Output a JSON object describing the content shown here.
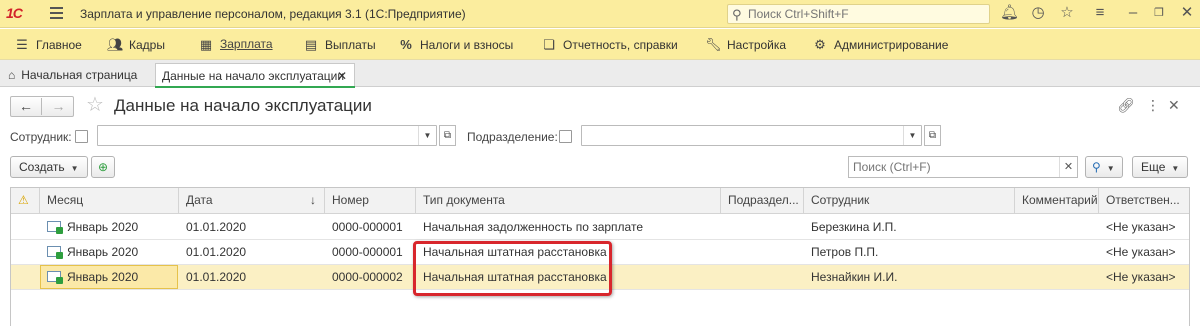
{
  "app": {
    "logo_text": "1С",
    "title": "Зарплата и управление персоналом, редакция 3.1  (1С:Предприятие)",
    "search_placeholder": "Поиск Ctrl+Shift+F"
  },
  "main_menu": [
    {
      "label": "Главное",
      "icon": "hamburger-icon"
    },
    {
      "label": "Кадры",
      "icon": "users-icon"
    },
    {
      "label": "Зарплата",
      "icon": "calculator-icon"
    },
    {
      "label": "Выплаты",
      "icon": "list-icon"
    },
    {
      "label": "Налоги и взносы",
      "icon": "percent-icon"
    },
    {
      "label": "Отчетность, справки",
      "icon": "reports-icon"
    },
    {
      "label": "Настройка",
      "icon": "wrench-icon"
    },
    {
      "label": "Администрирование",
      "icon": "gear-icon"
    }
  ],
  "tabs": {
    "home": "Начальная страница",
    "current": "Данные на начало эксплуатации"
  },
  "form": {
    "title": "Данные на начало эксплуатации",
    "filter_employee_label": "Сотрудник:",
    "filter_department_label": "Подразделение:",
    "create_label": "Создать",
    "search_placeholder": "Поиск (Ctrl+F)",
    "more_label": "Еще"
  },
  "table": {
    "columns": [
      "Месяц",
      "Дата",
      "Номер",
      "Тип документа",
      "Подраздел...",
      "Сотрудник",
      "Комментарий",
      "Ответствен..."
    ],
    "sort_indicator": "↓",
    "rows": [
      {
        "month": "Январь 2020",
        "date": "01.01.2020",
        "number": "0000-000001",
        "doc_type": "Начальная задолженность по зарплате",
        "department": "",
        "employee": "Березкина И.П.",
        "comment": "",
        "responsible": "<Не указан>"
      },
      {
        "month": "Январь 2020",
        "date": "01.01.2020",
        "number": "0000-000001",
        "doc_type": "Начальная штатная расстановка",
        "department": "",
        "employee": "Петров П.П.",
        "comment": "",
        "responsible": "<Не указан>"
      },
      {
        "month": "Январь 2020",
        "date": "01.01.2020",
        "number": "0000-000002",
        "doc_type": "Начальная штатная расстановка",
        "department": "",
        "employee": "Незнайкин И.И.",
        "comment": "",
        "responsible": "<Не указан>"
      }
    ]
  },
  "colors": {
    "accent_yellow": "#fbed9e",
    "highlight_red": "#d8262c",
    "selected_row": "#fbf0c4",
    "active_tab_underline": "#32a852"
  }
}
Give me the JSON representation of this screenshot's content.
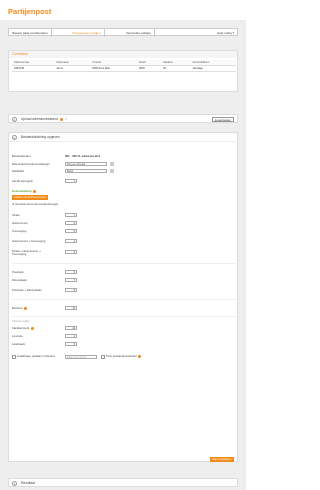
{
  "app": {
    "title": "Partijenpost"
  },
  "tabs": [
    {
      "label": "Nieuwe partij voorbereiden"
    },
    {
      "label": "Voorgemeten partijen"
    },
    {
      "label": "Verzonden partijen"
    }
  ],
  "help_label": "Hulp nodig ?",
  "contract_panel": {
    "title": "Contracten",
    "columns": [
      "Klantnummer",
      "Klantnaam",
      "Product",
      "Sorter",
      "Stadium",
      "Verzenddatum"
    ],
    "rows": [
      [
        "9457245",
        "demo",
        "DDD Euro Mail",
        "0000",
        "00",
        "Vandaag"
      ]
    ]
  },
  "step1": {
    "number": "1",
    "label": "Upload adressenbestand",
    "button": "ga aanpassen"
  },
  "step2": {
    "number": "2",
    "label": "Bestandsindeling opgeven"
  },
  "form": {
    "bestandsnaam_label": "Bestandsnaam",
    "bestandsnaam_value": "001 - 000 %. adressen.xlsx",
    "datum_label": "Datum/tijd formats bestelingen",
    "datum_value": "Kies een formaat",
    "werkblad_label": "Werkblad",
    "werkblad_value": "Blad1",
    "kopregels_label": "Aantal kopregels",
    "kopregels_value": "1",
    "kolom_title": "Kolomindeling",
    "kolom_button": "Indelen met kolomnummers",
    "kolom_sub": "of via kolomnummers bestandsregels",
    "fields": [
      {
        "label": "Straat",
        "value": "1"
      },
      {
        "label": "Huisnummer",
        "value": "2"
      },
      {
        "label": "Toevoeging",
        "value": "3"
      },
      {
        "label": "Huisnummer + Toevoeging",
        "value": "4"
      },
      {
        "label": "Straat + Huisnummer + Toevoeging",
        "value": "5"
      }
    ],
    "fields2": [
      {
        "label": "Postcode",
        "value": "6"
      },
      {
        "label": "Woonplaats",
        "value": "7"
      },
      {
        "label": "Postcode + Woonplaats",
        "value": "8"
      }
    ],
    "extra_label": "Extranet",
    "extra_value": "11",
    "gewicht_title": "Optionele velden",
    "fields3": [
      {
        "label": "Klantkenmerk",
        "value": "10"
      },
      {
        "label": "Lencode",
        "value": "1"
      },
      {
        "label": "Landnaam",
        "value": "5"
      }
    ],
    "opslaan_label": "Instellingen opslaan in favoriet",
    "opslaan_placeholder": "Naam van favoriet",
    "toon_label": "Toon bestandsvoorbeeld",
    "start_button": "Start verwerken"
  },
  "step3": {
    "number": "3",
    "label": "Resultaat"
  }
}
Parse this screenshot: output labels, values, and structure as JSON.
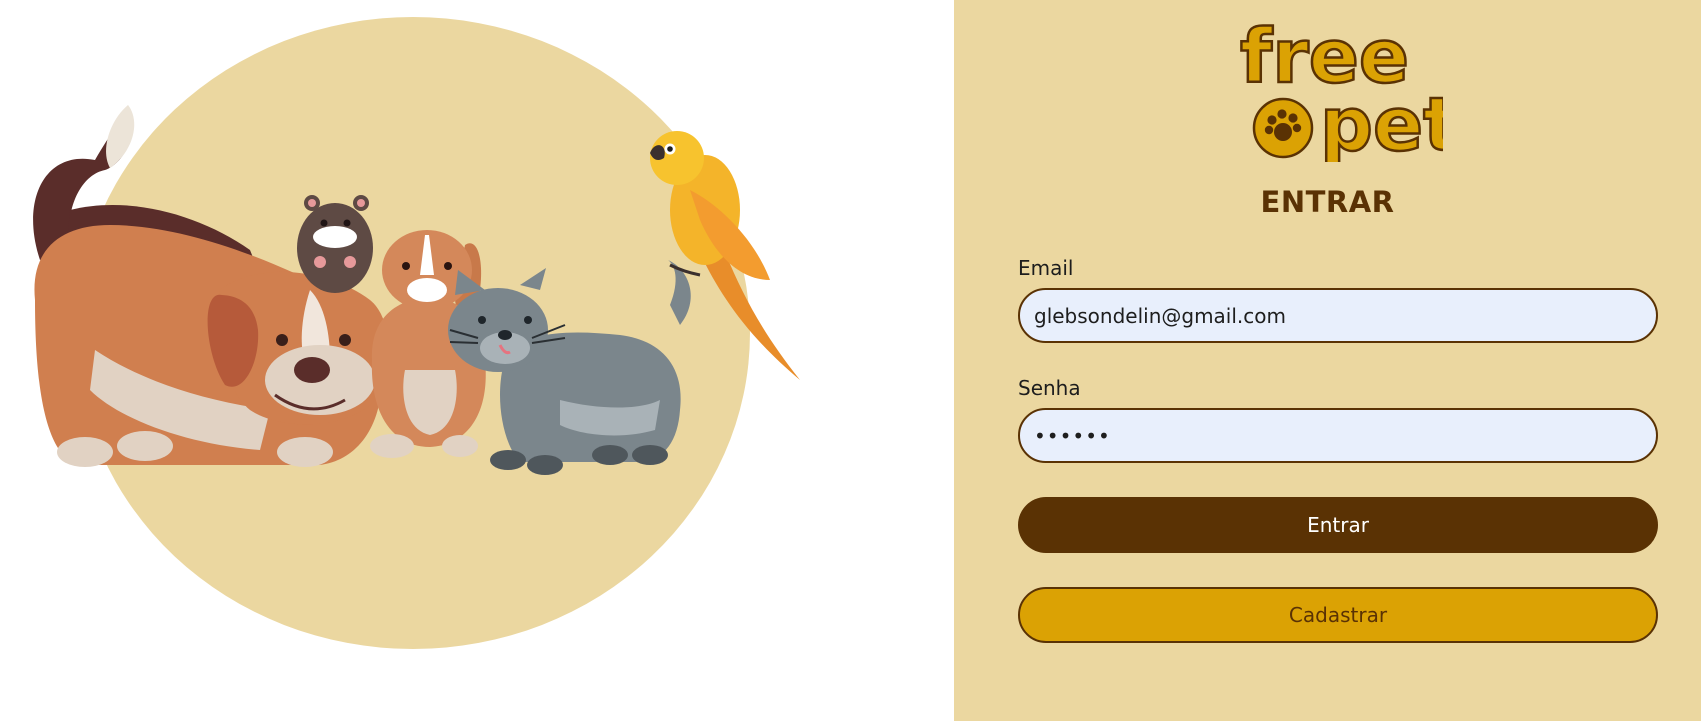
{
  "brand": {
    "line1": "free",
    "line2": "pet"
  },
  "illustration": {
    "animals": [
      "dog",
      "hamster",
      "rabbit",
      "cat",
      "parrot"
    ]
  },
  "login": {
    "heading": "ENTRAR",
    "email_label": "Email",
    "email_value": "glebsondelin@gmail.com",
    "password_label": "Senha",
    "password_value": "••••••",
    "submit_label": "Entrar",
    "register_label": "Cadastrar"
  },
  "colors": {
    "panel_bg": "#ebd7a0",
    "brown": "#5a3204",
    "gold": "#dba204",
    "input_bg": "#e8effc"
  },
  "icons": {
    "logo_mark": "paw-icon"
  }
}
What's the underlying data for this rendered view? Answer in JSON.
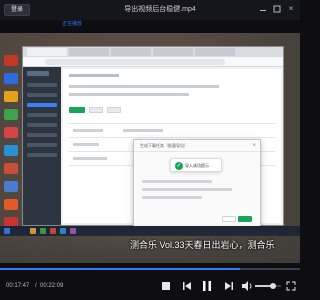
{
  "window": {
    "title": "导出视频后台稳健.mp4",
    "login_label": "登录",
    "sub_link": "正在播放",
    "close_glyph": "×"
  },
  "recording": {
    "dialog_title": "生成下载任务（批量导出）",
    "dialog_close": "×",
    "toast_text": "导入成功提示",
    "subtitle": "测合乐 Vol.33天春日出岩心，测合乐"
  },
  "controls": {
    "current_time": "00:17:47",
    "separator": "/",
    "total_time": "00:22:09",
    "progress": 0.8
  },
  "volume": {
    "level": 0.7
  },
  "icons": {
    "stop": "stop-icon",
    "prev": "previous-icon",
    "pause": "pause-icon",
    "next": "next-icon",
    "volume": "volume-icon",
    "fullscreen": "fullscreen-icon",
    "minimize": "minimize-icon",
    "maximize": "maximize-icon",
    "close": "close-icon"
  },
  "colors": {
    "accent": "#2f7cf6",
    "success": "#19a35b",
    "background": "#0d0d12"
  }
}
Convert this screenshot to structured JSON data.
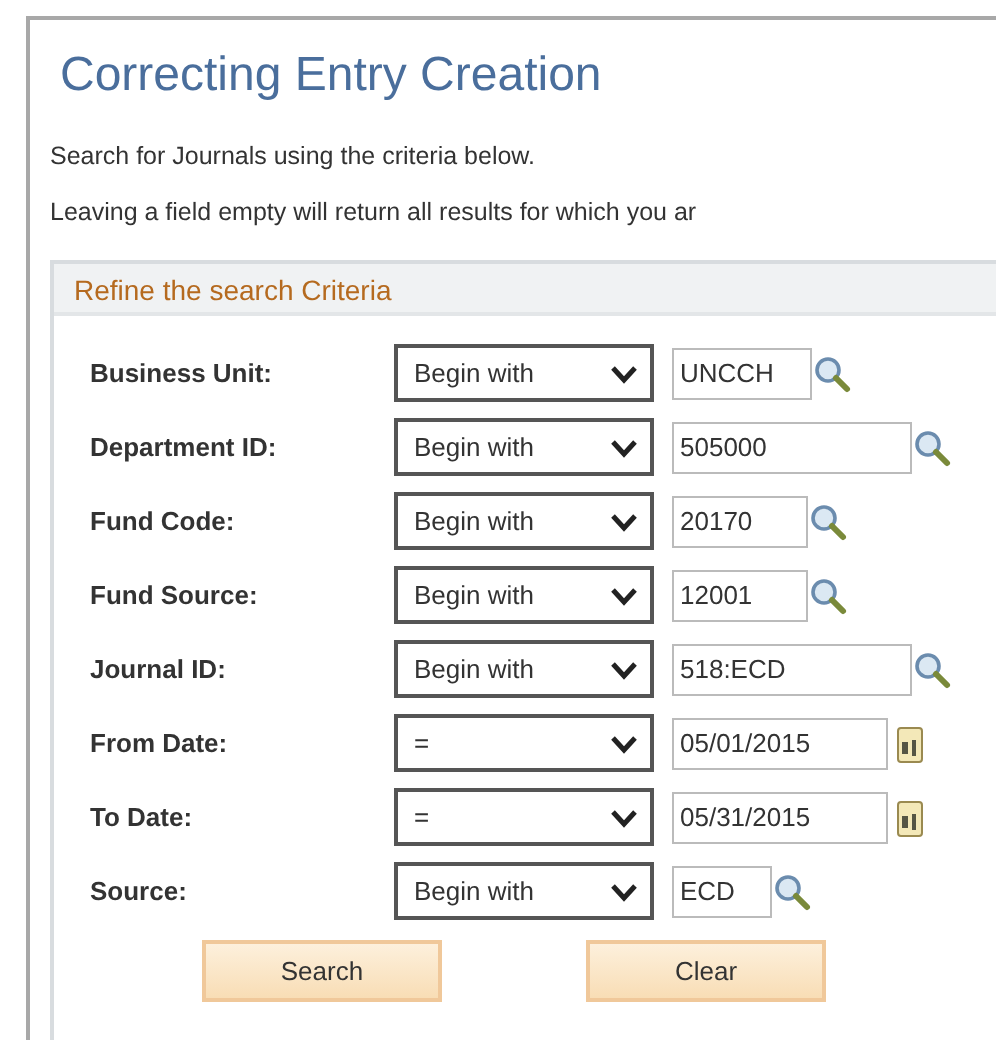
{
  "title": "Correcting Entry Creation",
  "instructions": [
    "Search for Journals using the criteria below.",
    "Leaving a field empty will return all results for which you ar"
  ],
  "panel": {
    "header": "Refine the search Criteria",
    "fields": [
      {
        "label": "Business Unit:",
        "operator": "Begin with",
        "value": "UNCCH",
        "kind": "lookup"
      },
      {
        "label": "Department ID:",
        "operator": "Begin with",
        "value": "505000",
        "kind": "lookup"
      },
      {
        "label": "Fund Code:",
        "operator": "Begin with",
        "value": "20170",
        "kind": "lookup"
      },
      {
        "label": "Fund Source:",
        "operator": "Begin with",
        "value": "12001",
        "kind": "lookup"
      },
      {
        "label": "Journal ID:",
        "operator": "Begin with",
        "value": "518:ECD",
        "kind": "lookup"
      },
      {
        "label": "From Date:",
        "operator": "=",
        "value": "05/01/2015",
        "kind": "date"
      },
      {
        "label": "To Date:",
        "operator": "=",
        "value": "05/31/2015",
        "kind": "date"
      },
      {
        "label": "Source:",
        "operator": "Begin with",
        "value": "ECD",
        "kind": "lookup"
      }
    ],
    "buttons": [
      "Search",
      "Clear"
    ]
  }
}
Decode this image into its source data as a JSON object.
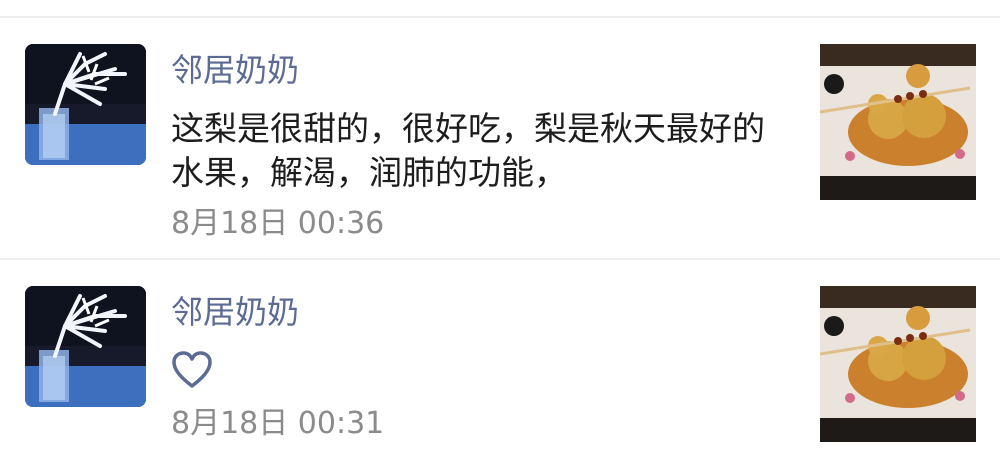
{
  "comments": [
    {
      "author": "邻居奶奶",
      "text": "这梨是很甜的，很好吃，梨是秋天最好的水果，解渴，润肺的功能，",
      "time": "8月18日 00:36"
    },
    {
      "author": "邻居奶奶",
      "reaction_icon": "heart-outline-icon",
      "time": "8月18日 00:31"
    }
  ],
  "colors": {
    "name": "#5b6b93",
    "text": "#1d1d1d",
    "time": "#8b8b8b",
    "divider": "#eeeeee"
  }
}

AIM:
Gather each line that holds "эксплуатации".

RESPONSE TO THIS TASK:
    "current": "Данные на начало эксплуатации"
    "title": "Данные на начало эксплуатации",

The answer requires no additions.